TASK DESCRIPTION:
Faithfully return all lines, omitting every embedded picture.

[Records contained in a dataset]
# # #

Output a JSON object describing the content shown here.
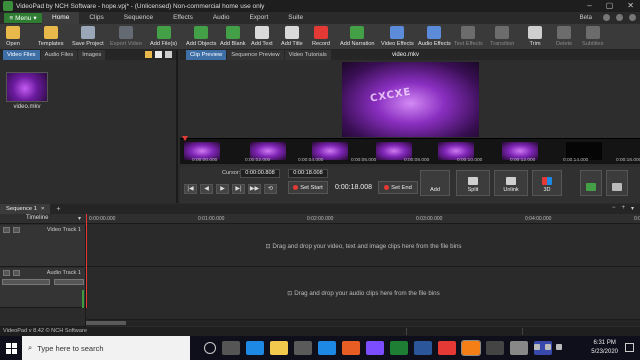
{
  "window": {
    "title": "VideoPad by NCH Software - hope.vpj* - (Unlicensed) Non-commercial home use only",
    "controls": [
      "–",
      "▢",
      "✕"
    ]
  },
  "tabs": {
    "menu_label": "Menu",
    "items": [
      "Home",
      "Clips",
      "Sequence",
      "Effects",
      "Audio",
      "Export",
      "Suite"
    ],
    "beta": "Beta"
  },
  "toolbar": [
    {
      "label": "Open",
      "icon": "open-folder-icon",
      "color": "#e8b84a",
      "enabled": true
    },
    {
      "label": "Templates",
      "icon": "templates-icon",
      "color": "#e8b84a",
      "enabled": true
    },
    {
      "label": "Save Project",
      "icon": "save-icon",
      "color": "#9aa7b8",
      "enabled": true
    },
    {
      "label": "Export Video",
      "icon": "export-video-icon",
      "color": "#9aa7b8",
      "enabled": false
    },
    {
      "label": "Add File(s)",
      "icon": "add-files-icon",
      "color": "#43a047",
      "enabled": true
    },
    {
      "label": "Add Objects",
      "icon": "add-objects-icon",
      "color": "#43a047",
      "enabled": true
    },
    {
      "label": "Add Blank",
      "icon": "add-blank-icon",
      "color": "#43a047",
      "enabled": true
    },
    {
      "label": "Add Text",
      "icon": "add-text-icon",
      "color": "#d9d9d9",
      "enabled": true
    },
    {
      "label": "Add Title",
      "icon": "add-title-icon",
      "color": "#d9d9d9",
      "enabled": true
    },
    {
      "label": "Record",
      "icon": "record-icon",
      "color": "#e53935",
      "enabled": true
    },
    {
      "label": "Add Narration",
      "icon": "add-narration-icon",
      "color": "#43a047",
      "enabled": true
    },
    {
      "label": "Video Effects",
      "icon": "video-effects-icon",
      "color": "#5b8bd9",
      "enabled": true
    },
    {
      "label": "Audio Effects",
      "icon": "audio-effects-icon",
      "color": "#5b8bd9",
      "enabled": true
    },
    {
      "label": "Text Effects",
      "icon": "text-effects-icon",
      "color": "#aaaaaa",
      "enabled": false
    },
    {
      "label": "Transition",
      "icon": "transition-icon",
      "color": "#aaaaaa",
      "enabled": false
    },
    {
      "label": "Trim",
      "icon": "trim-icon",
      "color": "#cfcfcf",
      "enabled": true
    },
    {
      "label": "Delete",
      "icon": "delete-icon",
      "color": "#aaaaaa",
      "enabled": false
    },
    {
      "label": "Subtitles",
      "icon": "subtitles-icon",
      "color": "#aaaaaa",
      "enabled": false
    }
  ],
  "bins": {
    "tabs": [
      "Video Files",
      "Audio Files",
      "Images"
    ],
    "clip_name": "video.mkv"
  },
  "preview": {
    "tabs": [
      "Clip Preview",
      "Sequence Preview",
      "Video Tutorials"
    ],
    "file_name": "video.mkv",
    "video_overlay_text": "CXCXE",
    "film_times": [
      "0:00:00.000",
      "0:00:02.000",
      "0:00:04.000",
      "0:00:06.000",
      "0:00:08.000",
      "0:00:10.000",
      "0:00:12.000",
      "0:00:14.000",
      "0:00:16.000"
    ],
    "cursor_label": "Cursor:",
    "cursor_time": "0:00:00.808",
    "end_time": "0:00:18.008",
    "current_time": "0:00:18.008",
    "set_start": "Set Start",
    "set_end": "Set End",
    "add": "Add",
    "split": "Split",
    "unlink": "Unlink",
    "three_d": "3D"
  },
  "sequence": {
    "tab_label": "Sequence 1",
    "timeline_label": "Timeline",
    "ruler": [
      "0:00:00.000",
      "0:01:00.000",
      "0:02:00.000",
      "0:03:00.000",
      "0:04:00.000",
      "0:05:00.000"
    ],
    "video_track": "Video Track 1",
    "audio_track": "Audio Track 1",
    "video_drop": "Drag and drop your video, text and image clips here from the file bins",
    "audio_drop": "Drag and drop your audio clips here from the file bins"
  },
  "status": "VideoPad v 8.42 © NCH Software",
  "taskbar": {
    "search_placeholder": "Type here to search",
    "time": "6:31 PM",
    "date": "5/23/2020"
  }
}
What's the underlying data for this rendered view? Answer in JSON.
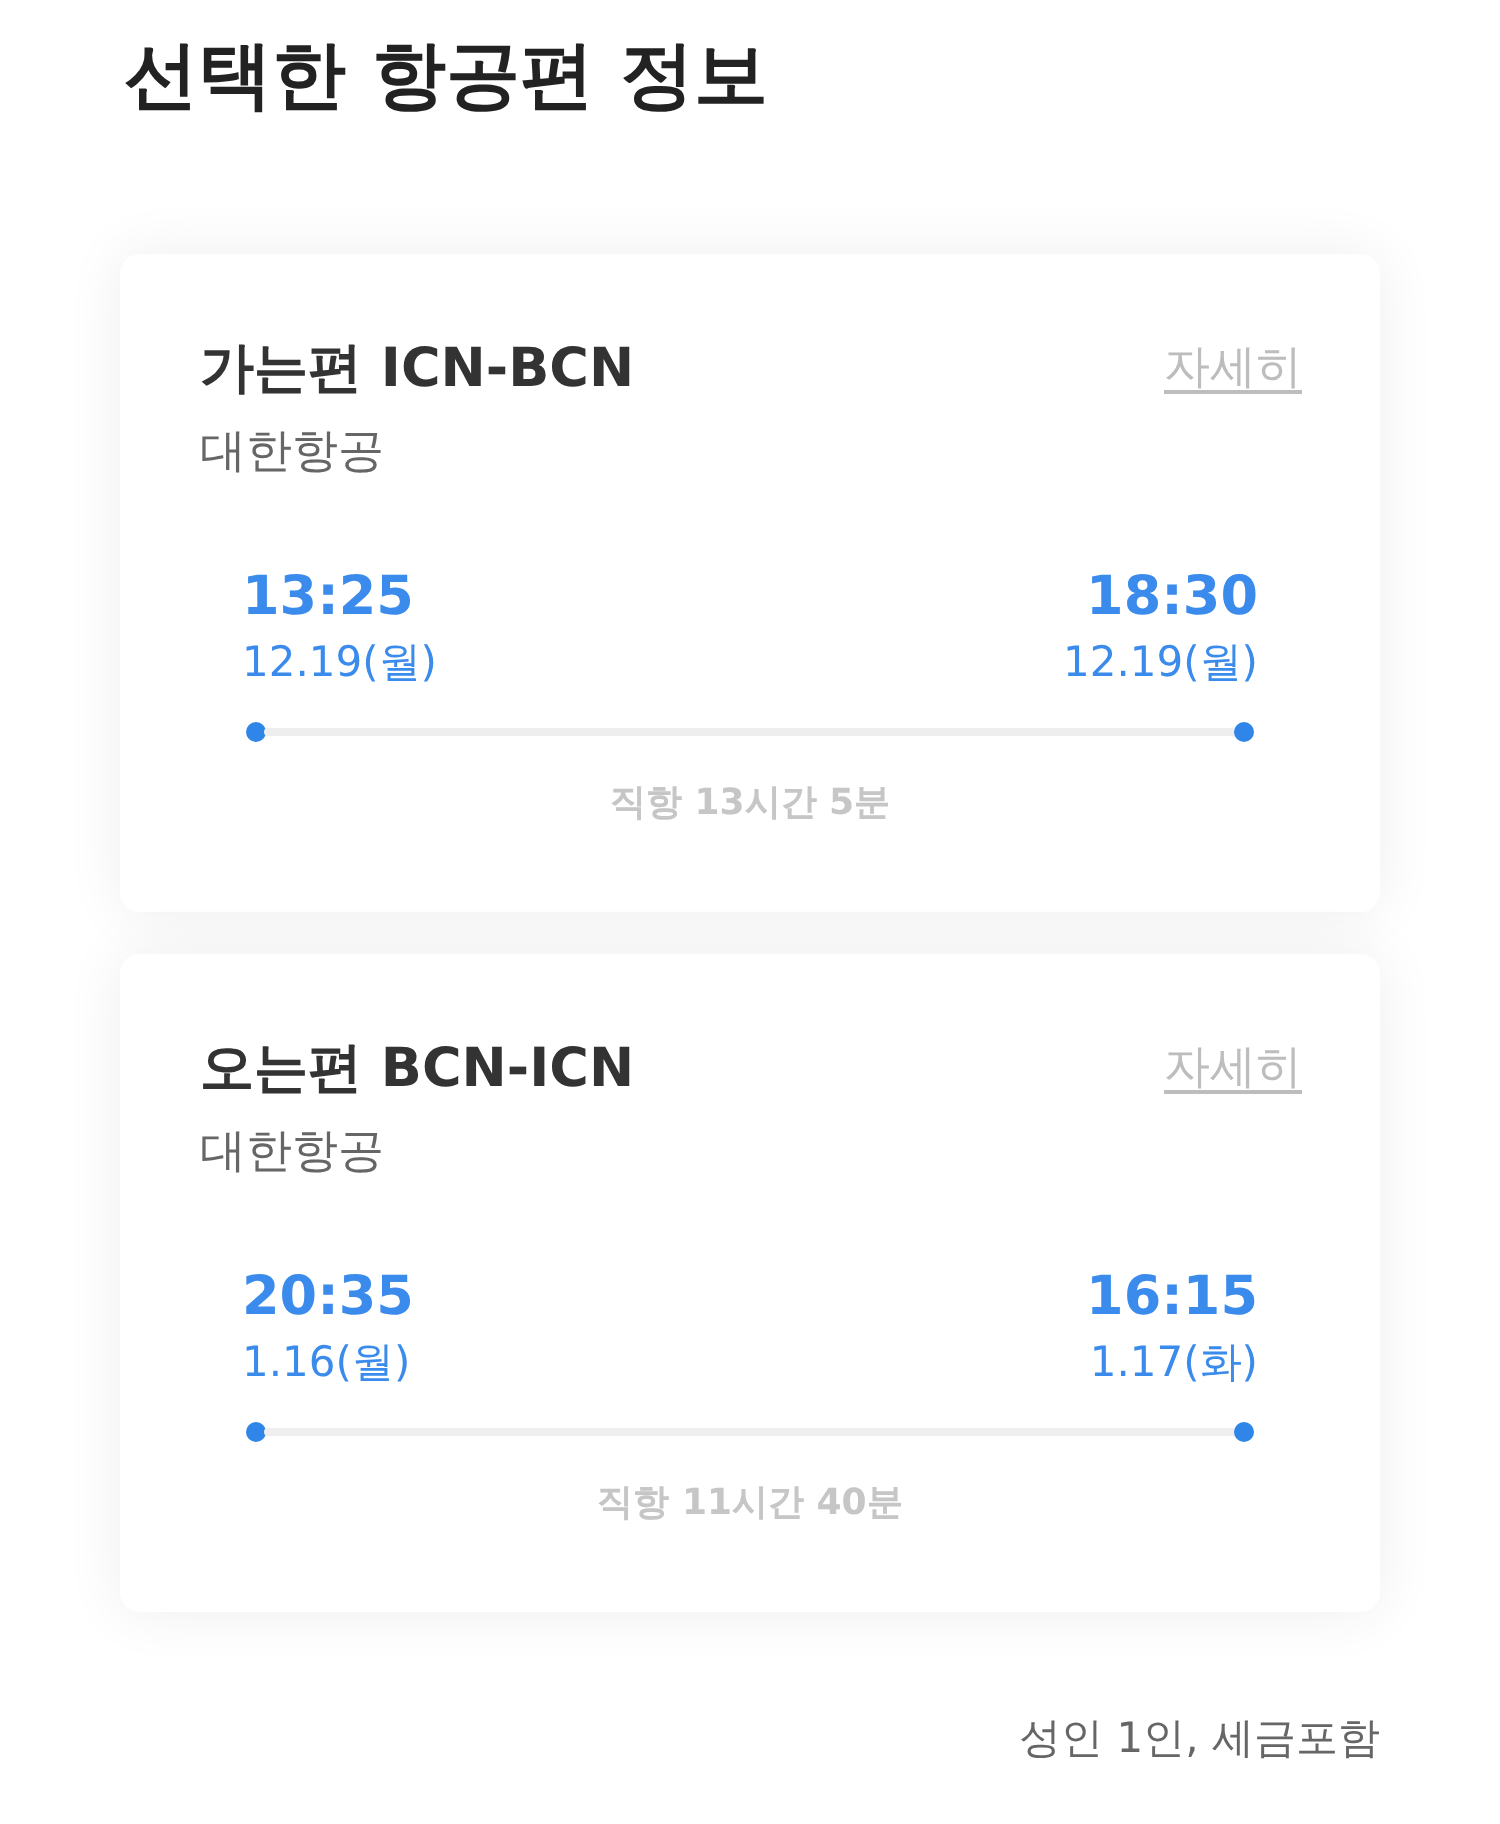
{
  "title": "선택한 항공편 정보",
  "flights": [
    {
      "heading": "가는편 ICN-BCN",
      "airline": "대한항공",
      "details_link": "자세히",
      "departure": {
        "time": "13:25",
        "date": "12.19(월)"
      },
      "arrival": {
        "time": "18:30",
        "date": "12.19(월)"
      },
      "duration": "직항 13시간 5분"
    },
    {
      "heading": "오는편 BCN-ICN",
      "airline": "대한항공",
      "details_link": "자세히",
      "departure": {
        "time": "20:35",
        "date": "1.16(월)"
      },
      "arrival": {
        "time": "16:15",
        "date": "1.17(화)"
      },
      "duration": "직항 11시간 40분"
    }
  ],
  "price_note": "성인 1인, 세금포함"
}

# # #

CORRECT OUTPUT:
Output a JSON object describing the content shown here.
{
  "window": {
    "title": "VideoPad by NCH Software - hope.vpj* - (Unlicensed) Non-commercial home use only",
    "controls": [
      "–",
      "▢",
      "✕"
    ]
  },
  "tabs": {
    "menu_label": "Menu",
    "items": [
      "Home",
      "Clips",
      "Sequence",
      "Effects",
      "Audio",
      "Export",
      "Suite"
    ],
    "beta": "Beta"
  },
  "toolbar": [
    {
      "label": "Open",
      "icon": "open-folder-icon",
      "color": "#e8b84a",
      "enabled": true
    },
    {
      "label": "Templates",
      "icon": "templates-icon",
      "color": "#e8b84a",
      "enabled": true
    },
    {
      "label": "Save Project",
      "icon": "save-icon",
      "color": "#9aa7b8",
      "enabled": true
    },
    {
      "label": "Export Video",
      "icon": "export-video-icon",
      "color": "#9aa7b8",
      "enabled": false
    },
    {
      "label": "Add File(s)",
      "icon": "add-files-icon",
      "color": "#43a047",
      "enabled": true
    },
    {
      "label": "Add Objects",
      "icon": "add-objects-icon",
      "color": "#43a047",
      "enabled": true
    },
    {
      "label": "Add Blank",
      "icon": "add-blank-icon",
      "color": "#43a047",
      "enabled": true
    },
    {
      "label": "Add Text",
      "icon": "add-text-icon",
      "color": "#d9d9d9",
      "enabled": true
    },
    {
      "label": "Add Title",
      "icon": "add-title-icon",
      "color": "#d9d9d9",
      "enabled": true
    },
    {
      "label": "Record",
      "icon": "record-icon",
      "color": "#e53935",
      "enabled": true
    },
    {
      "label": "Add Narration",
      "icon": "add-narration-icon",
      "color": "#43a047",
      "enabled": true
    },
    {
      "label": "Video Effects",
      "icon": "video-effects-icon",
      "color": "#5b8bd9",
      "enabled": true
    },
    {
      "label": "Audio Effects",
      "icon": "audio-effects-icon",
      "color": "#5b8bd9",
      "enabled": true
    },
    {
      "label": "Text Effects",
      "icon": "text-effects-icon",
      "color": "#aaaaaa",
      "enabled": false
    },
    {
      "label": "Transition",
      "icon": "transition-icon",
      "color": "#aaaaaa",
      "enabled": false
    },
    {
      "label": "Trim",
      "icon": "trim-icon",
      "color": "#cfcfcf",
      "enabled": true
    },
    {
      "label": "Delete",
      "icon": "delete-icon",
      "color": "#aaaaaa",
      "enabled": false
    },
    {
      "label": "Subtitles",
      "icon": "subtitles-icon",
      "color": "#aaaaaa",
      "enabled": false
    }
  ],
  "bins": {
    "tabs": [
      "Video Files",
      "Audio Files",
      "Images"
    ],
    "clip_name": "video.mkv"
  },
  "preview": {
    "tabs": [
      "Clip Preview",
      "Sequence Preview",
      "Video Tutorials"
    ],
    "file_name": "video.mkv",
    "video_overlay_text": "CXCXE",
    "film_times": [
      "0:00:00.000",
      "0:00:02.000",
      "0:00:04.000",
      "0:00:06.000",
      "0:00:08.000",
      "0:00:10.000",
      "0:00:12.000",
      "0:00:14.000",
      "0:00:16.000"
    ],
    "cursor_label": "Cursor:",
    "cursor_time": "0:00:00.808",
    "end_time": "0:00:18.008",
    "current_time": "0:00:18.008",
    "set_start": "Set Start",
    "set_end": "Set End",
    "add": "Add",
    "split": "Split",
    "unlink": "Unlink",
    "three_d": "3D"
  },
  "sequence": {
    "tab_label": "Sequence 1",
    "timeline_label": "Timeline",
    "ruler": [
      "0:00:00.000",
      "0:01:00.000",
      "0:02:00.000",
      "0:03:00.000",
      "0:04:00.000",
      "0:05:00.000"
    ],
    "video_track": "Video Track 1",
    "audio_track": "Audio Track 1",
    "video_drop": "Drag and drop your video, text and image clips here from the file bins",
    "audio_drop": "Drag and drop your audio clips here from the file bins"
  },
  "status": "VideoPad v 8.42 © NCH Software",
  "taskbar": {
    "search_placeholder": "Type here to search",
    "time": "6:31 PM",
    "date": "5/23/2020"
  }
}
What's the underlying data for this rendered view? Answer in JSON.
{
  "title": "선택한 항공편 정보",
  "flights": [
    {
      "heading": "가는편 ICN-BCN",
      "airline": "대한항공",
      "details_link": "자세히",
      "departure": {
        "time": "13:25",
        "date": "12.19(월)"
      },
      "arrival": {
        "time": "18:30",
        "date": "12.19(월)"
      },
      "duration": "직항 13시간 5분"
    },
    {
      "heading": "오는편 BCN-ICN",
      "airline": "대한항공",
      "details_link": "자세히",
      "departure": {
        "time": "20:35",
        "date": "1.16(월)"
      },
      "arrival": {
        "time": "16:15",
        "date": "1.17(화)"
      },
      "duration": "직항 11시간 40분"
    }
  ],
  "price_note": "성인 1인, 세금포함"
}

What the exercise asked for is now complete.